* [WORK TO DO] The output should consist solely of the line containing "Transcribe the text in this document." and the lines that follow it through the end of the data below.

* [MATERIAL PROVIDED]
++++++

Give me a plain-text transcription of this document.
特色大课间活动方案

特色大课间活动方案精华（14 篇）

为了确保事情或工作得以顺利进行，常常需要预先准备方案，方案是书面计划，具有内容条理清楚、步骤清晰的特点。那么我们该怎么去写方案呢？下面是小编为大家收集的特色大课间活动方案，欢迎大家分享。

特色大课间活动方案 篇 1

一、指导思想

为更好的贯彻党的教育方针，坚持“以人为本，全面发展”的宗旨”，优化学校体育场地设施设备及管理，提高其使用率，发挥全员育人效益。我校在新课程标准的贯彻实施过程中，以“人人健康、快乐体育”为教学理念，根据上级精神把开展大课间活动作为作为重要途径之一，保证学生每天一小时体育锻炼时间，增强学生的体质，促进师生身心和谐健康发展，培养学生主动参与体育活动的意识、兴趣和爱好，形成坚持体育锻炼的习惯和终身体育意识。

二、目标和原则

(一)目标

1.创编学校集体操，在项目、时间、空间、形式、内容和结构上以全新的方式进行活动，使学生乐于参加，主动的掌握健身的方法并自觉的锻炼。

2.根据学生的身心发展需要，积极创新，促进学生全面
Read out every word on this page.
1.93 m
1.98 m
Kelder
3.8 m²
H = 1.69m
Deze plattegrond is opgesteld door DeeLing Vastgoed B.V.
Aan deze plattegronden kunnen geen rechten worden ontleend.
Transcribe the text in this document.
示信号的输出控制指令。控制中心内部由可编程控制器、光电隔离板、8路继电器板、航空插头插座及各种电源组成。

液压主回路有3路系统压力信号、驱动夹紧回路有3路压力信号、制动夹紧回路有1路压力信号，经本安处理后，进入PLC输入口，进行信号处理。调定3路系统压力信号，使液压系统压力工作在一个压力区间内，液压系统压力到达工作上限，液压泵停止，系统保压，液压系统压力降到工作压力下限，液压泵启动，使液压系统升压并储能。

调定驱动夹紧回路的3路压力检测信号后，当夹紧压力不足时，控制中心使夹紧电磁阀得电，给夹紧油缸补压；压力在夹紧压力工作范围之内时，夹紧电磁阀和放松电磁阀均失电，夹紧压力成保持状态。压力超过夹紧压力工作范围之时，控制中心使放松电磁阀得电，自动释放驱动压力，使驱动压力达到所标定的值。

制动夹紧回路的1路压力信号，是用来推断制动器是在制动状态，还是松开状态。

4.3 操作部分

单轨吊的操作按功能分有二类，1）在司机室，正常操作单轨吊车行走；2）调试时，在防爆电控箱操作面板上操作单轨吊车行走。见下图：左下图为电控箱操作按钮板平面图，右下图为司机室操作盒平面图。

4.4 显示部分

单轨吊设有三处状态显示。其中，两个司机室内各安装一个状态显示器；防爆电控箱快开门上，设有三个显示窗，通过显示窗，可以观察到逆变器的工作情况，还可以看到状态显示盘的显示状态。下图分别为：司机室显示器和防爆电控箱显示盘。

++++++

* [SOLUTION TO THIS PROBLEM]
Transcribe the text in this document.
示信号的输出控制指令。控制中心内部由可编程控制器、光电隔离板、8路继电器板、航空插头插座及各种电源组成。

液压主回路有3路系统压力信号、驱动夹紧回路有3路压力信号、制动夹紧回路有1路压力信号，经本安处理后，进入PLC输入口，进行信号处理。调定3路系统压力信号，使液压系统压力工作在一个压力区间内，液压系统压力到达工作上限，液压泵停止，系统保压，液压系统压力降到工作压力下限，液压泵启动，使液压系统升压并储能。

调定驱动夹紧回路的3路压力检测信号后，当夹紧压力不足时，控制中心使夹紧电磁阀得电，给夹紧油缸补压；压力在夹紧压力工作范围之内时，夹紧电磁阀和放松电磁阀均失电，夹紧压力成保持状态。压力超过夹紧压力工作范围之时，控制中心使放松电磁阀得电，自动释放驱动压力，使驱动压力达到所标定的值。

制动夹紧回路的1路压力信号，是用来推断制动器是在制动状态，还是松开状态。

4.3 操作部分

单轨吊的操作按功能分有二类，1）在司机室，正常操作单轨吊车行走；2）调试时，在防爆电控箱操作面板上操作单轨吊车行走。见下图：左下图为电控箱操作按钮板平面图，右下图为司机室操作盒平面图。

4.4 显示部分

单轨吊设有三处状态显示。其中，两个司机室内各安装一个状态显示器；防爆电控箱快开门上，设有三个显示窗，通过显示窗，可以观察到逆变器的工作情况，还可以看到状态显示盘的显示状态。下图分别为：司机室显示器和防爆电控箱显示盘。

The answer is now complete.